** BEGIN RECORDS FOR THE EXERCISE **

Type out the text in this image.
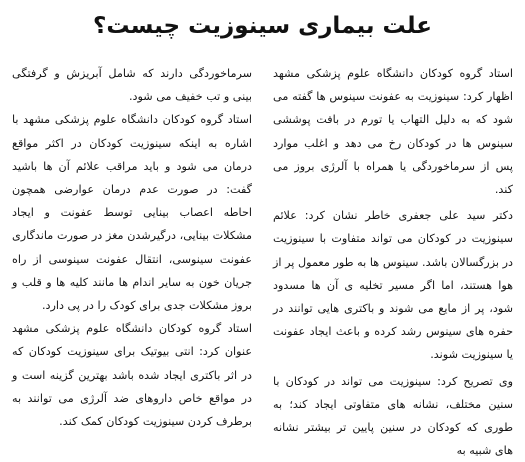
علت بیماری سینوزیت چیست؟

استاد گروه کودکان دانشگاه علوم پزشکی مشهد اظهار کرد: سینوزیت به عفونت سینوس ها گفته می شود که به دلیل التهاب یا تورم در بافت پوششی سینوس ها در کودکان رخ می دهد و اغلب موارد پس از سرماخوردگی یا همراه با آلرژی بروز می کند.

دکتر سید علی جعفری خاطر نشان کرد: علائم سینوزیت در کودکان می تواند متفاوت با سینوزیت در بزرگسالان باشد. سینوس ها به طور معمول پر از هوا هستند، اما اگر مسیر تخلیه ی آن ها مسدود شود، پر از مایع می شوند و باکتری هایی توانند در حفره های سینوس رشد کرده و باعث ایجاد عفونت یا سینوزیت شوند.

وی تصریح کرد: سینوزیت می تواند در کودکان با سنین مختلف، نشانه های متفاوتی ایجاد کند؛ به طوری که کودکان در سنین پایین تر بیشتر نشانه های شبیه به

سرماخوردگی دارند که شامل آبریزش و گرفتگی بینی و تب خفیف می شود.

استاد گروه کودکان دانشگاه علوم پزشکی مشهد با اشاره به اینکه سینوزیت کودکان در اکثر مواقع درمان می شود و باید مراقب علائم آن ها باشید گفت: در صورت عدم درمان عوارضی همچون احاطه اعصاب بینایی توسط عفونت و ایجاد مشکلات بینایی، درگیرشدن مغز در صورت ماندگاری عفونت سینوسی، انتقال عفونت سینوسی از راه جریان خون به سایر اندام ها مانند کلیه ها و قلب و بروز مشکلات جدی برای کودک را در پی دارد.

استاد گروه کودکان دانشگاه علوم پزشکی مشهد عنوان کرد: انتی بیوتیک برای سینوزیت کودکان که در اثر باکتری ایجاد شده باشد بهترین گزینه است و در مواقع خاص داروهای ضد آلرژی می توانند به برطرف کردن سینوزیت کودکان کمک کند.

** END RECORDS FOR THE EXERCISE **

* **WORK INSTRUCTIONS**
From the listing above, collect every line that mentions the word "علائم".

* **TASK SOLUTION**
دکتر سید علی جعفری خاطر نشان کرد: علائم سینوزیت در کودکان می تواند متفاوت با سینوزیت در بزرگسالان باشد. سینوس ها به طور معمول پر از هوا هستند، اما اگر مسیر تخلیه ی آن ها مسدود شود، پر از مایع می شوند و باکتری هایی توانند در حفره های سینوس رشد کرده و باعث ایجاد عفونت یا سینوزیت شوند.
استاد گروه کودکان دانشگاه علوم پزشکی مشهد با اشاره به اینکه سینوزیت کودکان در اکثر مواقع درمان می شود و باید مراقب علائم آن ها باشید گفت: در صورت عدم درمان عوارضی همچون احاطه اعصاب بینایی توسط عفونت و ایجاد مشکلات بینایی، درگیرشدن مغز در صورت ماندگاری عفونت سینوسی، انتقال عفونت سینوسی از راه جریان خون به سایر اندام ها مانند کلیه ها و قلب و بروز مشکلات جدی برای کودک را در پی دارد.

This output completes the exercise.